*WORK TO DO*
Identify and reproduce every line holding the string "PRÉSIDENT".

*DATA SHOWN*

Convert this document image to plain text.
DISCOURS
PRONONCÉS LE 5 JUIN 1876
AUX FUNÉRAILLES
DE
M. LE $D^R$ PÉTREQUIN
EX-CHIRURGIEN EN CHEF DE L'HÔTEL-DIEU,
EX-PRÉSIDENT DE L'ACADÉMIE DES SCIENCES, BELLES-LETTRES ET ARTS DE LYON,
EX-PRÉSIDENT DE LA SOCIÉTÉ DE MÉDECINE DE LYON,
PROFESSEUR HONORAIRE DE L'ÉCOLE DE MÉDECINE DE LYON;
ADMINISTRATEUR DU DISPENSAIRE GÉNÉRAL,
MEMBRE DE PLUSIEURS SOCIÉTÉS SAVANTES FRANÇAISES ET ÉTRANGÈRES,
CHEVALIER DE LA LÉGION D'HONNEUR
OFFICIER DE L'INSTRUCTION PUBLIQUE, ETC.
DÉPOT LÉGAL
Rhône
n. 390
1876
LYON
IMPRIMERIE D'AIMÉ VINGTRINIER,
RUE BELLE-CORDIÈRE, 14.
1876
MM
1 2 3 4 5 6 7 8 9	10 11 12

*ANSWER FOR THIS EXERCISE*
EX-PRÉSIDENT DE L'ACADÉMIE DES SCIENCES, BELLES-LETTRES ET ARTS DE LYON,
EX-PRÉSIDENT DE LA SOCIÉTÉ DE MÉDECINE DE LYON,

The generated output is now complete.